[What the task requires]:
Output every line exactly as written. Leave out pictures.

[Raw records]:
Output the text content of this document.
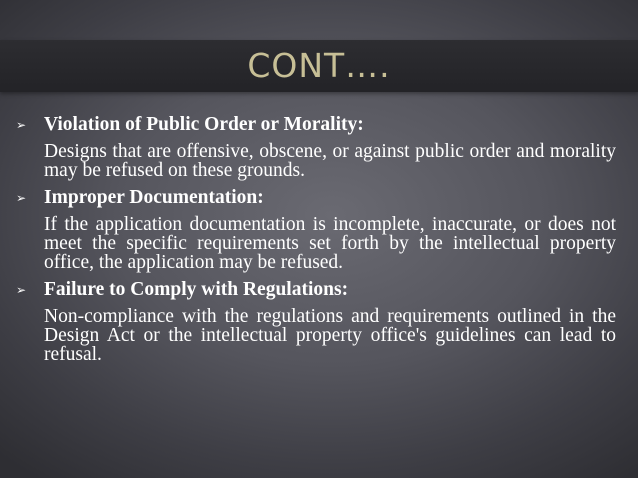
CONT….
➢ Violation of Public Order or Morality:
Designs that are offensive, obscene, or against public order and morality may be refused on these grounds.
➢ Improper Documentation:
If the application documentation is incomplete, inaccurate, or does not meet the specific requirements set forth by the intellectual property office, the application may be refused.
➢ Failure to Comply with Regulations:
Non-compliance with the regulations and requirements outlined in the Design Act or the intellectual property office's guidelines can lead to refusal.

[Finished answer]:
Output the text content of this document.
CONT….
➢ Violation of Public Order or Morality:
Designs that are offensive, obscene, or against public order and morality may be refused on these grounds.
➢ Improper Documentation:
If the application documentation is incomplete, inaccurate, or does not meet the specific requirements set forth by the intellectual property office, the application may be refused.
➢ Failure to Comply with Regulations:
Non-compliance with the regulations and requirements outlined in the Design Act or the intellectual property office's guidelines can lead to refusal.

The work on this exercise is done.